• EXTRACTED DATA:
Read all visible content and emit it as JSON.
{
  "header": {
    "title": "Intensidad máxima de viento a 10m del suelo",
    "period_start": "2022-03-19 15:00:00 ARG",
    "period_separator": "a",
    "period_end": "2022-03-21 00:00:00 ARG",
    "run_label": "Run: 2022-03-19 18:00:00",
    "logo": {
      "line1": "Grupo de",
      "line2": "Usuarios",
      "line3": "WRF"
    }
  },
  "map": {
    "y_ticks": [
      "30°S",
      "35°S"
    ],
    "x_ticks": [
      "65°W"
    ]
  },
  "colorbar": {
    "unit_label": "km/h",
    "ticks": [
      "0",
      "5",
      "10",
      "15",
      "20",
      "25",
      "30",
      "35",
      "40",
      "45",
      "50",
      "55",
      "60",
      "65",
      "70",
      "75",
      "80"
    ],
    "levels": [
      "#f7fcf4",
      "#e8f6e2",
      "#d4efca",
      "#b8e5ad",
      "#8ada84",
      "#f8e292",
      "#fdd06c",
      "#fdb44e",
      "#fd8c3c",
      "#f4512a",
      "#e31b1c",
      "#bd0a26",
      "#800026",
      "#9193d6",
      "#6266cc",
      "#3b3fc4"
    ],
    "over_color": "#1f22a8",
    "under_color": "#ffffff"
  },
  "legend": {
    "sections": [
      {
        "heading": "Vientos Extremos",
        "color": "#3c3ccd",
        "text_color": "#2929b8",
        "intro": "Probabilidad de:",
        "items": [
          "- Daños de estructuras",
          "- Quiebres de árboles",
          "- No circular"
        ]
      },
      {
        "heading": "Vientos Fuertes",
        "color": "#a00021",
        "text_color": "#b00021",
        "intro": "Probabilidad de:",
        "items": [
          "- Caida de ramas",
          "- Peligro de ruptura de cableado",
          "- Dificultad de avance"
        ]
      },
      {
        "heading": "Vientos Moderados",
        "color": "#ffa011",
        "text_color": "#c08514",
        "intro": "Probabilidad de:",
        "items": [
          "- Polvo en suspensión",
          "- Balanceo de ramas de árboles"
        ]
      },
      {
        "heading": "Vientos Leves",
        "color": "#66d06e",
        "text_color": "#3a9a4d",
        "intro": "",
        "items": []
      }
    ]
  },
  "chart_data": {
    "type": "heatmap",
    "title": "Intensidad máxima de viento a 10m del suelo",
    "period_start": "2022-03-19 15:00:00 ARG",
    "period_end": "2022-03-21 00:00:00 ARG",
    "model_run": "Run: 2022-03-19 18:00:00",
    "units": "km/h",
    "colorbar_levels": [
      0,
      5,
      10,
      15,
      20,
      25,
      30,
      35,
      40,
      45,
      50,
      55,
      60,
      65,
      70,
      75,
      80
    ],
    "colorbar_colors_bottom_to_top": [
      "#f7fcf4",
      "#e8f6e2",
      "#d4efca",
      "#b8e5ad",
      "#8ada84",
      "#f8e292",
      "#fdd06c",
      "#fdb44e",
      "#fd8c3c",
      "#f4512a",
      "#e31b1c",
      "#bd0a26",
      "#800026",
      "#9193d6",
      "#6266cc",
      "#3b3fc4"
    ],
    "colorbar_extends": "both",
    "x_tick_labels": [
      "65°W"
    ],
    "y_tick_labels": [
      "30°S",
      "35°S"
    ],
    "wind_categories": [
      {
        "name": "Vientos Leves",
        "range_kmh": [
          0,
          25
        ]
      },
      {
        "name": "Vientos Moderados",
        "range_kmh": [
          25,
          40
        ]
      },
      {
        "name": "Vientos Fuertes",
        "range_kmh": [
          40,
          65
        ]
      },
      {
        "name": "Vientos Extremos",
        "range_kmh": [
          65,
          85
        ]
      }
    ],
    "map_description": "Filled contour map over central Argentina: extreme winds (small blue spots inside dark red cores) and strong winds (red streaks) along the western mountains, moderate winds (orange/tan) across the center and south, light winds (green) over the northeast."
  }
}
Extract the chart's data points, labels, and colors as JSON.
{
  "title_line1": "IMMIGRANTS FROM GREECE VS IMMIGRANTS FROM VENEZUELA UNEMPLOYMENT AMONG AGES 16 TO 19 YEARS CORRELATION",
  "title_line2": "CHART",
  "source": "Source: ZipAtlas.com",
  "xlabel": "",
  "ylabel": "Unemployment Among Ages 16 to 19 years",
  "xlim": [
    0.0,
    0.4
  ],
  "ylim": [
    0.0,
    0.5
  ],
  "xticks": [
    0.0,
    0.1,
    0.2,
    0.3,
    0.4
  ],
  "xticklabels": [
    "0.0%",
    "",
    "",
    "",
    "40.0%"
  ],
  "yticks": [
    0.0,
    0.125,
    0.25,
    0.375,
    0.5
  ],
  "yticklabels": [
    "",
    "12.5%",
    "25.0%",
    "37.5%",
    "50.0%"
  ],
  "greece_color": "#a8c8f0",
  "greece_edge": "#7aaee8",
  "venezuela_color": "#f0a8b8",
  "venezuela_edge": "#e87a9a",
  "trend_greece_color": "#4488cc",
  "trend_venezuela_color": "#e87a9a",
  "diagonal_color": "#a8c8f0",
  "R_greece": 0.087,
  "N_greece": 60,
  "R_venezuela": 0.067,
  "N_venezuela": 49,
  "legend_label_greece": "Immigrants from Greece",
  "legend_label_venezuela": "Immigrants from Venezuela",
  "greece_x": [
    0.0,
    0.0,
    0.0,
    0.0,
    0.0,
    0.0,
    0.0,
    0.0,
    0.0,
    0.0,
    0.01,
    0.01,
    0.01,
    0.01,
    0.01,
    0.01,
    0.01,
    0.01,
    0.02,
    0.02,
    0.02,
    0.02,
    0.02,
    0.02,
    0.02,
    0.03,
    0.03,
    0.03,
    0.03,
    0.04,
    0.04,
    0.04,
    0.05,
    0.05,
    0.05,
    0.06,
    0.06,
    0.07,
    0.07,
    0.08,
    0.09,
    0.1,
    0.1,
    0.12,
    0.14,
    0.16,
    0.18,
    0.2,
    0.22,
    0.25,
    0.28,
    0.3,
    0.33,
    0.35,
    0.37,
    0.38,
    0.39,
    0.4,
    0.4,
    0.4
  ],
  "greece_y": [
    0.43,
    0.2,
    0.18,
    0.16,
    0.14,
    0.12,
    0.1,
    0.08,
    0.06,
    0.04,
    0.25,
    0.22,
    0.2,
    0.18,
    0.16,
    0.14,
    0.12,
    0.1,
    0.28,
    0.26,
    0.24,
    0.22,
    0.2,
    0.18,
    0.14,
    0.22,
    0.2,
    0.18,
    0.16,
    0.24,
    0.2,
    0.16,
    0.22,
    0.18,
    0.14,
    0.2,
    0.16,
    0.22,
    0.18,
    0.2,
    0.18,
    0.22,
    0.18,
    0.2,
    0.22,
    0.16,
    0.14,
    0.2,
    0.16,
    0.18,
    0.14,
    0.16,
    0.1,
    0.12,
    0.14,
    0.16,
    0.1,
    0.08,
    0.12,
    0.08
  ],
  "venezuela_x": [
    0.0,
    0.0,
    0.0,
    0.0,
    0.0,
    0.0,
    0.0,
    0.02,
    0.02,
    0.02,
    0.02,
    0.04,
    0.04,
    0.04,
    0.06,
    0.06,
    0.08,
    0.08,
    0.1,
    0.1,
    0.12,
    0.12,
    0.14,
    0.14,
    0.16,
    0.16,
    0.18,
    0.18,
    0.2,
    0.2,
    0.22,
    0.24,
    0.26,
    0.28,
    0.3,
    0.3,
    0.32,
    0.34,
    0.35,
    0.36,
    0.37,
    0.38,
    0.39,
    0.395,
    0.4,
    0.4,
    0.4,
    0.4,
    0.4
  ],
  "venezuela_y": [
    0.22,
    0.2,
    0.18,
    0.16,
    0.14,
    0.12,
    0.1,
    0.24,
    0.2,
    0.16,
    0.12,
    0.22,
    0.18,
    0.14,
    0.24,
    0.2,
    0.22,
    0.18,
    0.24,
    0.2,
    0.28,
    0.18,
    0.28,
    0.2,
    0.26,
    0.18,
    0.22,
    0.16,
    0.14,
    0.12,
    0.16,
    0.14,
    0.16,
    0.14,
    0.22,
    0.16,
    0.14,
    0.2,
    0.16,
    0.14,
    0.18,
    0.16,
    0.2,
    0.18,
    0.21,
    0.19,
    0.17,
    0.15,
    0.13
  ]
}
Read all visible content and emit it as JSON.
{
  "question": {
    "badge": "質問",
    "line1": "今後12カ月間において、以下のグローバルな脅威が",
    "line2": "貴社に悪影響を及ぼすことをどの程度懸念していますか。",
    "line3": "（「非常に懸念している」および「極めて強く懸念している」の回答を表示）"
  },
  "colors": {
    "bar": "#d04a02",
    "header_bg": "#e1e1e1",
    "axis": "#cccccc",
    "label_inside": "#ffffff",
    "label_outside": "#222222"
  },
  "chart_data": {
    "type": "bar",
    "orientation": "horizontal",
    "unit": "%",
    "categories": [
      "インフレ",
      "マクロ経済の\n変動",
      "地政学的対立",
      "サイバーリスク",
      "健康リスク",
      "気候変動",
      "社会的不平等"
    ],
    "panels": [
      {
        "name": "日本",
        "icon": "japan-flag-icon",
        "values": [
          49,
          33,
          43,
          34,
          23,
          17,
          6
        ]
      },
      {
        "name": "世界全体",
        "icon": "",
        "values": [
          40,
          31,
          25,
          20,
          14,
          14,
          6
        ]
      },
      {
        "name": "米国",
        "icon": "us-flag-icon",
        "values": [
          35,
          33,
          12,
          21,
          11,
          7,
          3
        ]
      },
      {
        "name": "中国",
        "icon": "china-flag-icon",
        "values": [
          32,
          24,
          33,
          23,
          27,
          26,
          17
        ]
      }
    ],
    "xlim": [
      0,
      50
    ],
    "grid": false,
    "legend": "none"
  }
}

• WHAT THIS TASK INVOLVES: Gather all lines with the string "Leves" from the data.

• ANSWER TO THE PROBLEM:
        "heading": "Vientos Leves",
        "name": "Vientos Leves",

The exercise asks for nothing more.